• Notícia
· · · · · · ·
Violência contra a mulher; feminicídio; violência doméstica - Getty Images
Violência contra a mulher; feminicídio; violência doméstica Imagem: Getty Images
do UOL

Do UOL, em São Paulo

30/04/2025 05h30Atualizada em 30/04/2025 10h43

O Ministério das Mulheres pagou em 2024 apenas 14,3% do orçamento destinado a seus novos programas, dois deles com foco no combate a violência contra as mulheres. O levantamento foi feito pelo Inesc (Instituto de Estudos Socioeconômicos), publicado na terça. Procurado pela reportagem, o ministério não se manifestou.

O que aconteceu

No último ano, o valor empenhado em ações de combate à violência à mulher foi de 12%. Os programas do Ministério das Mulheres, "Mulher viver sem violência" e "Autonomia econômica das mulheres" receberam, juntos, R$ 26,13 milhões dos R$ 219,3 milhões empenhados, ou seja, reservados para essas políticas públicas.

A Casa da Mulher Brasileira não teve nenhum valor pago. Foram reservados R$ 41,66 milhões para a implementação das casas, mas nada foi pago. A ação, que está dentro do programa "Mulher viver sem violência", atende vítimas de violência encaminhando-as a redes de saúde, socioassistenciais e a abrigos.
· · · · · · ·
• Enunciado
Segundo a notícia sobre o orçamento do Ministério das Mulheres, qual valor foi reservado para a implementação das Casas da Mulher Brasileira? Os registros não têm relação alguma com a notícia.
· · · · · · ·
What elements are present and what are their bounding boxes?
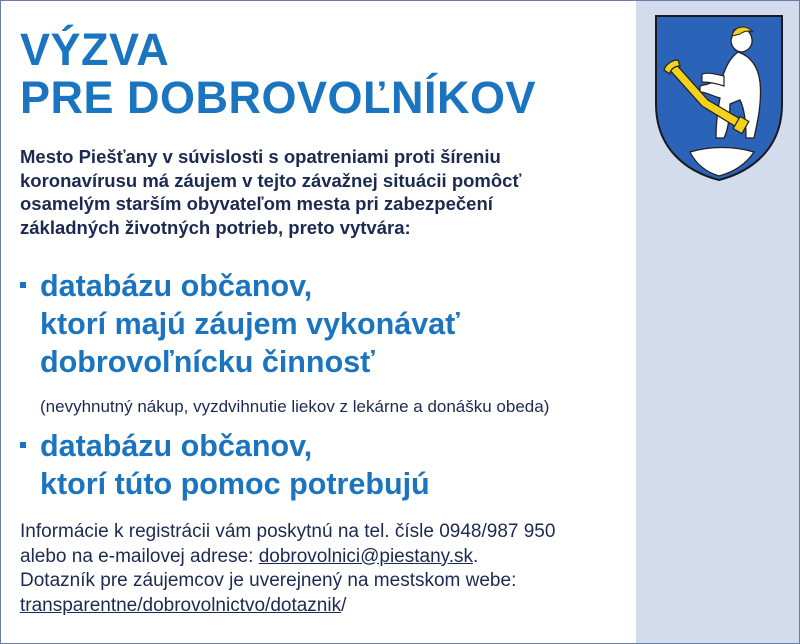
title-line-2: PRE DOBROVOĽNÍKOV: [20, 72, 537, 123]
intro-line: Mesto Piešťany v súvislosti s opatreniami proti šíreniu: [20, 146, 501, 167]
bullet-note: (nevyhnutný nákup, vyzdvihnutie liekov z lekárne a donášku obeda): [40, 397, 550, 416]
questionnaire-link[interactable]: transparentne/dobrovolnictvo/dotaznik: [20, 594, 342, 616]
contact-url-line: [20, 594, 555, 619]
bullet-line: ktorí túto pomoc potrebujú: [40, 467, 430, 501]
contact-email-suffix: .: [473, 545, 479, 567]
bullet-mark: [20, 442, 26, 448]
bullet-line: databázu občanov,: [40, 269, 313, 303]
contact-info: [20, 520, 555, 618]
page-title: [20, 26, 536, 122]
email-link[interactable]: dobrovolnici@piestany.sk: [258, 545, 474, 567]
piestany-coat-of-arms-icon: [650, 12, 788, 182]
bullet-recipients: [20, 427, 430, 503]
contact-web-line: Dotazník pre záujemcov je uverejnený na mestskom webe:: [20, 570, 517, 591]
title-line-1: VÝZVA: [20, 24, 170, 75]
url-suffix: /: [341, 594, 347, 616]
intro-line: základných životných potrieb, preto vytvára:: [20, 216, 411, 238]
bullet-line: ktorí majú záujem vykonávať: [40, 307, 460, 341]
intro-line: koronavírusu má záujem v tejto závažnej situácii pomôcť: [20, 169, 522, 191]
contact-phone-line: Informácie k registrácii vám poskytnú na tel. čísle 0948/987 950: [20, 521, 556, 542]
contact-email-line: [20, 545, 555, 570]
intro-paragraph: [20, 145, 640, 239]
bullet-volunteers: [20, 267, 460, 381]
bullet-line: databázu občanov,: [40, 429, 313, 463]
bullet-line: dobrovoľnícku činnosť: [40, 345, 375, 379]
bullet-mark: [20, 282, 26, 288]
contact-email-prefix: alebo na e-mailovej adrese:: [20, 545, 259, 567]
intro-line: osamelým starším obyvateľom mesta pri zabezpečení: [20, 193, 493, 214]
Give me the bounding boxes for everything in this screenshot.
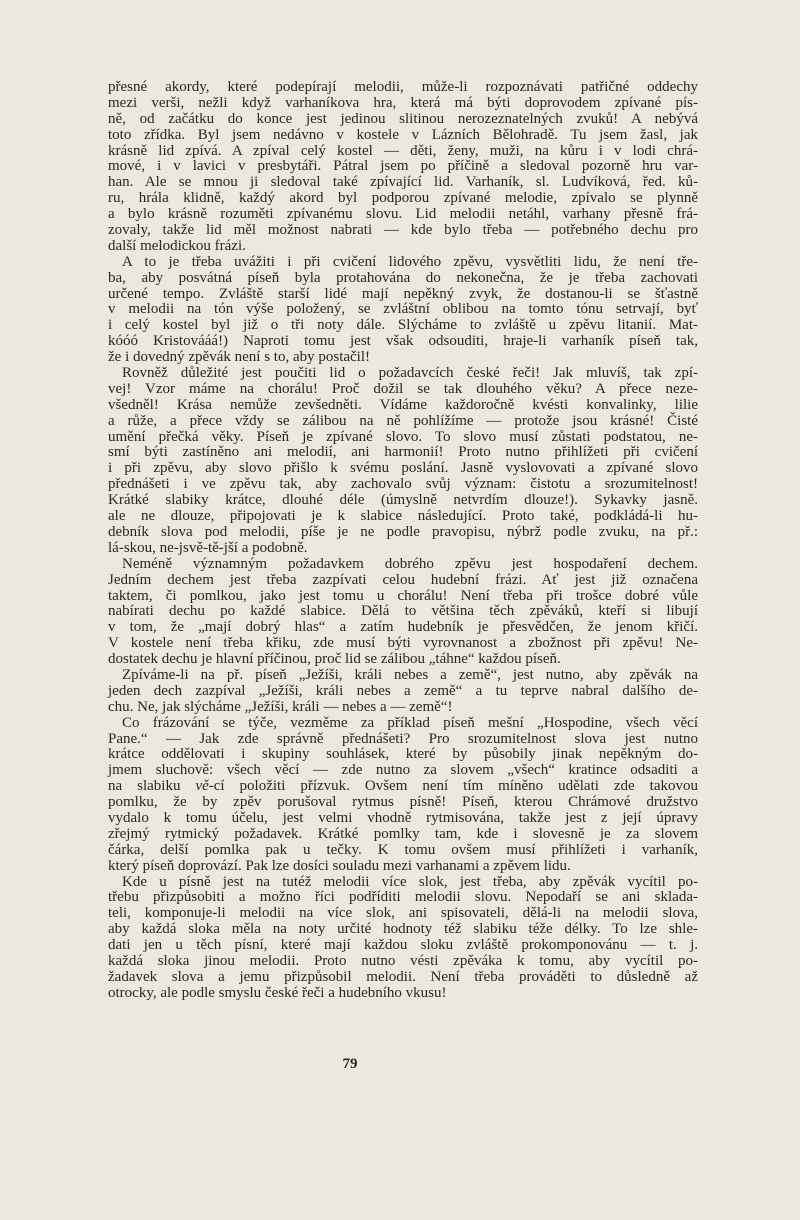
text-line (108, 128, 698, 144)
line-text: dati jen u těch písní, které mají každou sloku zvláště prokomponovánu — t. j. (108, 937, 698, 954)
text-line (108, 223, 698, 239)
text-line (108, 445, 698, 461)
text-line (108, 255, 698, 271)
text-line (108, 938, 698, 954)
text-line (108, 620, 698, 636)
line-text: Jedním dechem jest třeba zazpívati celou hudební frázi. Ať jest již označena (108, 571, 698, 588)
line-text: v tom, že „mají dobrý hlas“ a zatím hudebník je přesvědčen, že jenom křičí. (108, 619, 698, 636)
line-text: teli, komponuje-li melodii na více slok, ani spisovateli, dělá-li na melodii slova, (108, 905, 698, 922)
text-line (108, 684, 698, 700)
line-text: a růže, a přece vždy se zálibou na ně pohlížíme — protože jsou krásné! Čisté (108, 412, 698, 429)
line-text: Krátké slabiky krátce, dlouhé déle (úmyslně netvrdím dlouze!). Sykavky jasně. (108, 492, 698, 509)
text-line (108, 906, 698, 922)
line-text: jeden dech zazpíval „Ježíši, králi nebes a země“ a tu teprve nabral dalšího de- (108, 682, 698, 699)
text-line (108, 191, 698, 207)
· · · · · · ·
• Resolução
R$ 41,66 milhões.